• [Written request]
Collect from the data below each line with "icon".

• [Data entries]

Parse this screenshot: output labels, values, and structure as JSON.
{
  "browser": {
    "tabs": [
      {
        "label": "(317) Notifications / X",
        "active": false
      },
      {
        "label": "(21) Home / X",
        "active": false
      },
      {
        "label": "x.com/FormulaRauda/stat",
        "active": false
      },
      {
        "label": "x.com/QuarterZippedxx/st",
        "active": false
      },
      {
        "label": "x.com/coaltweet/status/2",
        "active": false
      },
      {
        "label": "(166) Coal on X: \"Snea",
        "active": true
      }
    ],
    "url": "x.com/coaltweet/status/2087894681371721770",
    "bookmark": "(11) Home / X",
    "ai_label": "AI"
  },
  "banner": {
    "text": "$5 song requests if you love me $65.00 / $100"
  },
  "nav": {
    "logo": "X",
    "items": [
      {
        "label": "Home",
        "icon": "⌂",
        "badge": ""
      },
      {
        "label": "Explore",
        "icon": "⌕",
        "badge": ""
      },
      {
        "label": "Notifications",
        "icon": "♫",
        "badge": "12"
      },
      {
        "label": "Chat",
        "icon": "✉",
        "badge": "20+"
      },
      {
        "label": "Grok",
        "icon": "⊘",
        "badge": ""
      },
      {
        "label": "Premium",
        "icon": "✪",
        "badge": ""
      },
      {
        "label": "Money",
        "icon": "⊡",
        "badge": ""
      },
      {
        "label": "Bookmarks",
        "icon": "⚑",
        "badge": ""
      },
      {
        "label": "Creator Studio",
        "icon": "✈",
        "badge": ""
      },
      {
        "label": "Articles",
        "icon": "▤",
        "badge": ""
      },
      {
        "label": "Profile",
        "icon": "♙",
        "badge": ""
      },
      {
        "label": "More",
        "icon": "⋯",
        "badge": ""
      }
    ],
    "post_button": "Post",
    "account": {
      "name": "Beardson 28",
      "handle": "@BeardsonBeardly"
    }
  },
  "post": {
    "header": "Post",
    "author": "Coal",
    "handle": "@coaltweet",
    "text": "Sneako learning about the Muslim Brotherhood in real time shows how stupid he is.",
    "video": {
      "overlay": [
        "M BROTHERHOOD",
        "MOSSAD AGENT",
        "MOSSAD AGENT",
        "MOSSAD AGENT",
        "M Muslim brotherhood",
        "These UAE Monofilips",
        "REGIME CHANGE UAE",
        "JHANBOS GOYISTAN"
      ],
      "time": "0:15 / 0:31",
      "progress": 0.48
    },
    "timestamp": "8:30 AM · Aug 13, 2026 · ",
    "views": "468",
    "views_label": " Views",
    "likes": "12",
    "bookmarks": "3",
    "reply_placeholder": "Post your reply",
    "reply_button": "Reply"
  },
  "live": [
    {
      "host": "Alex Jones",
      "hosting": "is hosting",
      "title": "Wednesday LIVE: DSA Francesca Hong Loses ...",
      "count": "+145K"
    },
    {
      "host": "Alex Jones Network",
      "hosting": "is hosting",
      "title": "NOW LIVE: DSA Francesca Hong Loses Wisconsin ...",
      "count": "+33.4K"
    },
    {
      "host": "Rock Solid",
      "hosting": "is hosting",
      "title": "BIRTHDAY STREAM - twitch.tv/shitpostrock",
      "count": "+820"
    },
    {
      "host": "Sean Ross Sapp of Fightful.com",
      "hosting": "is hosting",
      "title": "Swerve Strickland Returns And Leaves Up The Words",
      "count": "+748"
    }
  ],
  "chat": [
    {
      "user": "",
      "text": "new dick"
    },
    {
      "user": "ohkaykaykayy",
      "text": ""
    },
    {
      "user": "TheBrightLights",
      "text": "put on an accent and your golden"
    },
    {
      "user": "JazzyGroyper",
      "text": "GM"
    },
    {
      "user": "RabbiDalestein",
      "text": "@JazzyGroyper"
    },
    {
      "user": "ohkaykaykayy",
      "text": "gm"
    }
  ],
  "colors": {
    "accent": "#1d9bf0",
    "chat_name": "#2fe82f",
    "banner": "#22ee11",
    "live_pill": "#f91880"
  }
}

• [Solution to the problem]
        "icon": "⌂",
        "icon": "⌕",
        "icon": "♫",
        "icon": "✉",
        "icon": "⊘",
        "icon": "✪",
        "icon": "⊡",
        "icon": "⚑",
        "icon": "✈",
        "icon": "▤",
        "icon": "♙",
        "icon": "⋯",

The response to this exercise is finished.